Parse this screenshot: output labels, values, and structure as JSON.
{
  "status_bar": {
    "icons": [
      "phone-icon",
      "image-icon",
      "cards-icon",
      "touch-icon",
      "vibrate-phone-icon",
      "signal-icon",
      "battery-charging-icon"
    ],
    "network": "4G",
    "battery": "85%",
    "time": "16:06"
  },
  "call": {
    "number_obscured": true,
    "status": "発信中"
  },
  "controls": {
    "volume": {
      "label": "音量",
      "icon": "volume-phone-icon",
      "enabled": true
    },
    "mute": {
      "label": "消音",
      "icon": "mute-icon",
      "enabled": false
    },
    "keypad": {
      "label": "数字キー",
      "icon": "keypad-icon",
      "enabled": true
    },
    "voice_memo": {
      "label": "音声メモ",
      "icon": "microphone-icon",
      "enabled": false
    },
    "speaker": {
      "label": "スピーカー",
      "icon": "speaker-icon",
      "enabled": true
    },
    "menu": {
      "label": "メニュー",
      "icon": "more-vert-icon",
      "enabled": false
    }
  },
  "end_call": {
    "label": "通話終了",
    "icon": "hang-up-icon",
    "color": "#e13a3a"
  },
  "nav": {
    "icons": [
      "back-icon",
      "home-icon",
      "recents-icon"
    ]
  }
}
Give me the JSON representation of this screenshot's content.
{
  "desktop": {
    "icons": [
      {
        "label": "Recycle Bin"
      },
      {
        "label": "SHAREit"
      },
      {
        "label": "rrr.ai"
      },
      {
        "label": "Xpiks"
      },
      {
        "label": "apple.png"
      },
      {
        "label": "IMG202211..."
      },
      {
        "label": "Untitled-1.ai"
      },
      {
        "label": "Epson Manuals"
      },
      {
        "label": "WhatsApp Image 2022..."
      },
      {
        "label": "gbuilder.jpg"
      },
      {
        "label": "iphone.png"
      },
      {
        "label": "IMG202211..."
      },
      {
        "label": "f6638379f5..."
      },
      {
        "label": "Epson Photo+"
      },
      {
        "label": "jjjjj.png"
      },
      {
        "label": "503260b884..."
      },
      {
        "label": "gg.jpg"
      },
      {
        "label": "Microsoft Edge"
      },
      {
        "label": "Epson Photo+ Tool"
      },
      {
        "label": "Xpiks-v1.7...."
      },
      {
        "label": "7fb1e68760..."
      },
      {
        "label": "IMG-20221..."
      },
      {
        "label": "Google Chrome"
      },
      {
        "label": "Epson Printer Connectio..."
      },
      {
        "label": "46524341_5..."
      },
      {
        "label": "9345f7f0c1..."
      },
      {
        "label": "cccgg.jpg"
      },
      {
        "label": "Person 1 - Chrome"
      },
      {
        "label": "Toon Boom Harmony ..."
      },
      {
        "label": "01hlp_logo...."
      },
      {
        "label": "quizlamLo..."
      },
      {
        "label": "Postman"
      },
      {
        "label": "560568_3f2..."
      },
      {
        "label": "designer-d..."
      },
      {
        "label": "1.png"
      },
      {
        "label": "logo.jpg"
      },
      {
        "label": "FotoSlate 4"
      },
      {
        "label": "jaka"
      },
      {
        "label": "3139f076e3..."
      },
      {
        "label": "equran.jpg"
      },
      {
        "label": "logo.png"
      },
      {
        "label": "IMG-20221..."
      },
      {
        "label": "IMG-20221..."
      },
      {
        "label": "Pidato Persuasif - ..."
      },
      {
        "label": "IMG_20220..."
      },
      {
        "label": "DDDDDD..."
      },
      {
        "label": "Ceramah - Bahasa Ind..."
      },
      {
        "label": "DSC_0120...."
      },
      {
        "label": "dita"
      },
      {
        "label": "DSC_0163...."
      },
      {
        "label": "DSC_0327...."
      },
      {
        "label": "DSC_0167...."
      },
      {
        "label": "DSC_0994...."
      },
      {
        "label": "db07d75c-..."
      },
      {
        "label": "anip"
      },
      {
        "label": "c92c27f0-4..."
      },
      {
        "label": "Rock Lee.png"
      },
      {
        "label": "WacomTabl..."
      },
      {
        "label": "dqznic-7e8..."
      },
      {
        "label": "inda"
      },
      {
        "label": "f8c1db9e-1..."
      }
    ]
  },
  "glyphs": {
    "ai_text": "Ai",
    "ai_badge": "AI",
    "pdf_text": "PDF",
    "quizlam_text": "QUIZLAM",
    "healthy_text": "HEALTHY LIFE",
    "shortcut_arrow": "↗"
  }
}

----------------------------------------

● **GOAL**
Reproduce the full listing word for word.

● **ANSWER TO THIS TASK**
Parse this screenshot: output labels, values, and structure as JSON.
{
  "status_bar": {
    "icons": [
      "phone-icon",
      "image-icon",
      "cards-icon",
      "touch-icon",
      "vibrate-phone-icon",
      "signal-icon",
      "battery-charging-icon"
    ],
    "network": "4G",
    "battery": "85%",
    "time": "16:06"
  },
  "call": {
    "number_obscured": true,
    "status": "発信中"
  },
  "controls": {
    "volume": {
      "label": "音量",
      "icon": "volume-phone-icon",
      "enabled": true
    },
    "mute": {
      "label": "消音",
      "icon": "mute-icon",
      "enabled": false
    },
    "keypad": {
      "label": "数字キー",
      "icon": "keypad-icon",
      "enabled": true
    },
    "voice_memo": {
      "label": "音声メモ",
      "icon": "microphone-icon",
      "enabled": false
    },
    "speaker": {
      "label": "スピーカー",
      "icon": "speaker-icon",
      "enabled": true
    },
    "menu": {
      "label": "メニュー",
      "icon": "more-vert-icon",
      "enabled": false
    }
  },
  "end_call": {
    "label": "通話終了",
    "icon": "hang-up-icon",
    "color": "#e13a3a"
  },
  "nav": {
    "icons": [
      "back-icon",
      "home-icon",
      "recents-icon"
    ]
  }
}
Give me the JSON representation of this screenshot's content.
{
  "desktop": {
    "icons": [
      {
        "label": "Recycle Bin"
      },
      {
        "label": "SHAREit"
      },
      {
        "label": "rrr.ai"
      },
      {
        "label": "Xpiks"
      },
      {
        "label": "apple.png"
      },
      {
        "label": "IMG202211..."
      },
      {
        "label": "Untitled-1.ai"
      },
      {
        "label": "Epson Manuals"
      },
      {
        "label": "WhatsApp Image 2022..."
      },
      {
        "label": "gbuilder.jpg"
      },
      {
        "label": "iphone.png"
      },
      {
        "label": "IMG202211..."
      },
      {
        "label": "f6638379f5..."
      },
      {
        "label": "Epson Photo+"
      },
      {
        "label": "jjjjj.png"
      },
      {
        "label": "503260b884..."
      },
      {
        "label": "gg.jpg"
      },
      {
        "label": "Microsoft Edge"
      },
      {
        "label": "Epson Photo+ Tool"
      },
      {
        "label": "Xpiks-v1.7...."
      },
      {
        "label": "7fb1e68760..."
      },
      {
        "label": "IMG-20221..."
      },
      {
        "label": "Google Chrome"
      },
      {
        "label": "Epson Printer Connectio..."
      },
      {
        "label": "46524341_5..."
      },
      {
        "label": "9345f7f0c1..."
      },
      {
        "label": "cccgg.jpg"
      },
      {
        "label": "Person 1 - Chrome"
      },
      {
        "label": "Toon Boom Harmony ..."
      },
      {
        "label": "01hlp_logo...."
      },
      {
        "label": "quizlamLo..."
      },
      {
        "label": "Postman"
      },
      {
        "label": "560568_3f2..."
      },
      {
        "label": "designer-d..."
      },
      {
        "label": "1.png"
      },
      {
        "label": "logo.jpg"
      },
      {
        "label": "FotoSlate 4"
      },
      {
        "label": "jaka"
      },
      {
        "label": "3139f076e3..."
      },
      {
        "label": "equran.jpg"
      },
      {
        "label": "logo.png"
      },
      {
        "label": "IMG-20221..."
      },
      {
        "label": "IMG-20221..."
      },
      {
        "label": "Pidato Persuasif - ..."
      },
      {
        "label": "IMG_20220..."
      },
      {
        "label": "DDDDDD..."
      },
      {
        "label": "Ceramah - Bahasa Ind..."
      },
      {
        "label": "DSC_0120...."
      },
      {
        "label": "dita"
      },
      {
        "label": "DSC_0163...."
      },
      {
        "label": "DSC_0327...."
      },
      {
        "label": "DSC_0167...."
      },
      {
        "label": "DSC_0994...."
      },
      {
        "label": "db07d75c-..."
      },
      {
        "label": "anip"
      },
      {
        "label": "c92c27f0-4..."
      },
      {
        "label": "Rock Lee.png"
      },
      {
        "label": "WacomTabl..."
      },
      {
        "label": "dqznic-7e8..."
      },
      {
        "label": "inda"
      },
      {
        "label": "f8c1db9e-1..."
      }
    ]
  },
  "glyphs": {
    "ai_text": "Ai",
    "ai_badge": "AI",
    "pdf_text": "PDF",
    "quizlam_text": "QUIZLAM",
    "healthy_text": "HEALTHY LIFE",
    "shortcut_arrow": "↗"
  }
}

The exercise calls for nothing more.